**EXERCISE**
Omit every picture, then give all the entries again exactly.
━━━━━━
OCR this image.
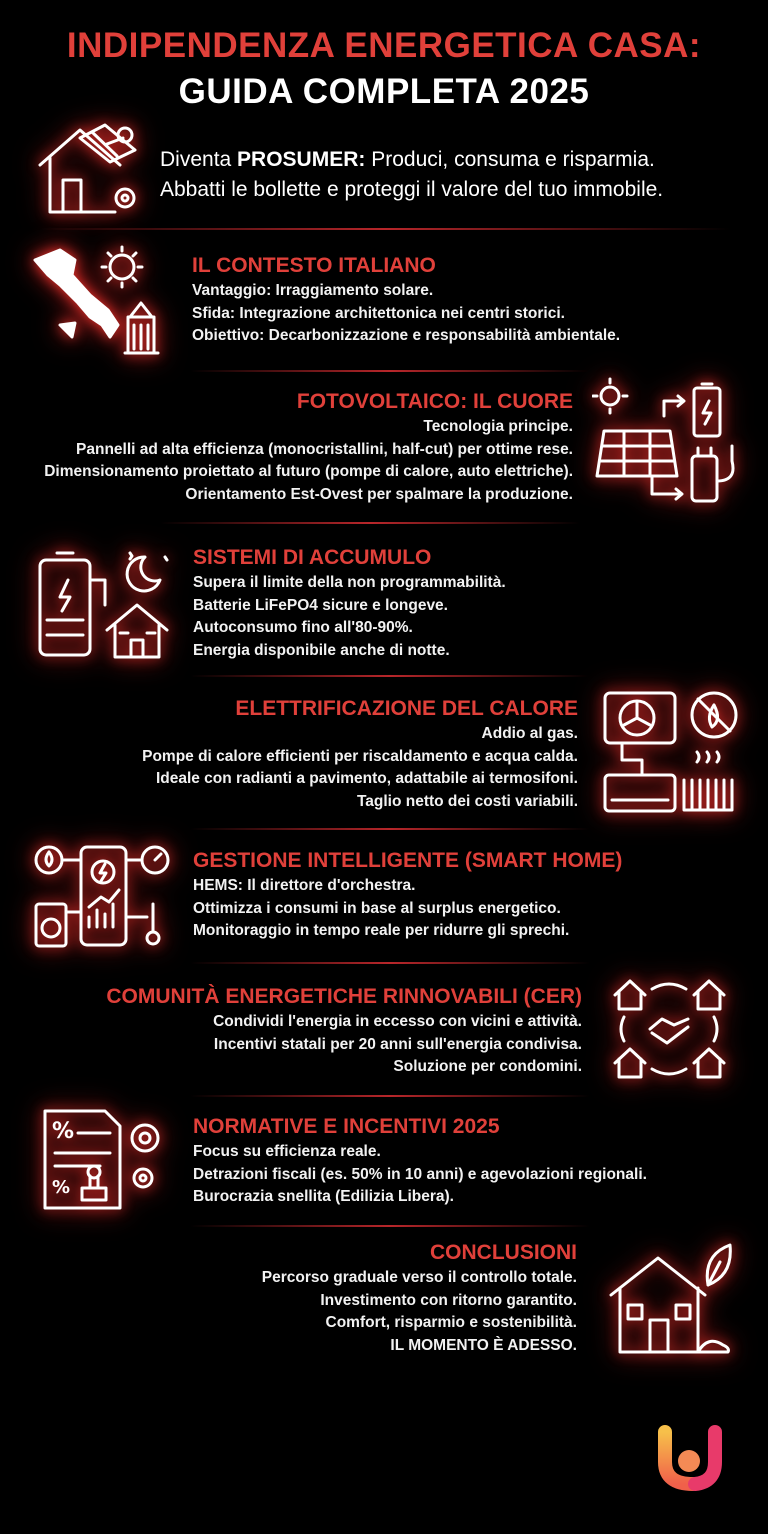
INDIPENDENZA ENERGETICA CASA:
GUIDA COMPLETA 2025
Diventa PROSUMER: Produci, consuma e risparmia.
Abbatti le bollette e proteggi il valore del tuo immobile.
IL CONTESTO ITALIANO

Vantaggio: Irraggiamento solare.

Sfida: Integrazione architettonica nei centri storici.

Obiettivo: Decarbonizzazione e responsabilità ambientale.

FOTOVOLTAICO: IL CUORE

Tecnologia principe.

Pannelli ad alta efficienza (monocristallini, half-cut) per ottime rese.

Dimensionamento proiettato al futuro (pompe di calore, auto elettriche).

Orientamento Est-Ovest per spalmare la produzione.

SISTEMI DI ACCUMULO

Supera il limite della non programmabilità.

Batterie LiFePO4 sicure e longeve.

Autoconsumo fino all'80-90%.

Energia disponibile anche di notte.

ELETTRIFICAZIONE DEL CALORE

Addio al gas.

Pompe di calore efficienti per riscaldamento e acqua calda.

Ideale con radianti a pavimento, adattabile ai termosifoni.

Taglio netto dei costi variabili.

GESTIONE INTELLIGENTE (SMART HOME)

HEMS: Il direttore d'orchestra.

Ottimizza i consumi in base al surplus energetico.

Monitoraggio in tempo reale per ridurre gli sprechi.

COMUNITÀ ENERGETICHE RINNOVABILI (CER)

Condividi l'energia in eccesso con vicini e attività.

Incentivi statali per 20 anni sull'energia condivisa.

Soluzione per condomini.

%
%
NORMATIVE E INCENTIVI 2025

Focus su efficienza reale.

Detrazioni fiscali (es. 50% in 10 anni) e agevolazioni regionali.

Burocrazia snellita (Edilizia Libera).

CONCLUSIONI

Percorso graduale verso il controllo totale.

Investimento con ritorno garantito.

Comfort, risparmio e sostenibilità.

IL MOMENTO È ADESSO.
━━━━━━
**RESPONSE**
OCR this image.
INDIPENDENZA ENERGETICA CASA:
GUIDA COMPLETA 2025
Diventa PROSUMER: Produci, consuma e risparmia.
Abbatti le bollette e proteggi il valore del tuo immobile.
IL CONTESTO ITALIANO

Vantaggio: Irraggiamento solare.

Sfida: Integrazione architettonica nei centri storici.

Obiettivo: Decarbonizzazione e responsabilità ambientale.

FOTOVOLTAICO: IL CUORE

Tecnologia principe.

Pannelli ad alta efficienza (monocristallini, half-cut) per ottime rese.

Dimensionamento proiettato al futuro (pompe di calore, auto elettriche).

Orientamento Est-Ovest per spalmare la produzione.

SISTEMI DI ACCUMULO

Supera il limite della non programmabilità.

Batterie LiFePO4 sicure e longeve.

Autoconsumo fino all'80-90%.

Energia disponibile anche di notte.

ELETTRIFICAZIONE DEL CALORE

Addio al gas.

Pompe di calore efficienti per riscaldamento e acqua calda.

Ideale con radianti a pavimento, adattabile ai termosifoni.

Taglio netto dei costi variabili.

GESTIONE INTELLIGENTE (SMART HOME)

HEMS: Il direttore d'orchestra.

Ottimizza i consumi in base al surplus energetico.

Monitoraggio in tempo reale per ridurre gli sprechi.

COMUNITÀ ENERGETICHE RINNOVABILI (CER)

Condividi l'energia in eccesso con vicini e attività.

Incentivi statali per 20 anni sull'energia condivisa.

Soluzione per condomini.

%
%
NORMATIVE E INCENTIVI 2025

Focus su efficienza reale.

Detrazioni fiscali (es. 50% in 10 anni) e agevolazioni regionali.

Burocrazia snellita (Edilizia Libera).

CONCLUSIONI

Percorso graduale verso il controllo totale.

Investimento con ritorno garantito.

Comfort, risparmio e sostenibilità.

IL MOMENTO È ADESSO.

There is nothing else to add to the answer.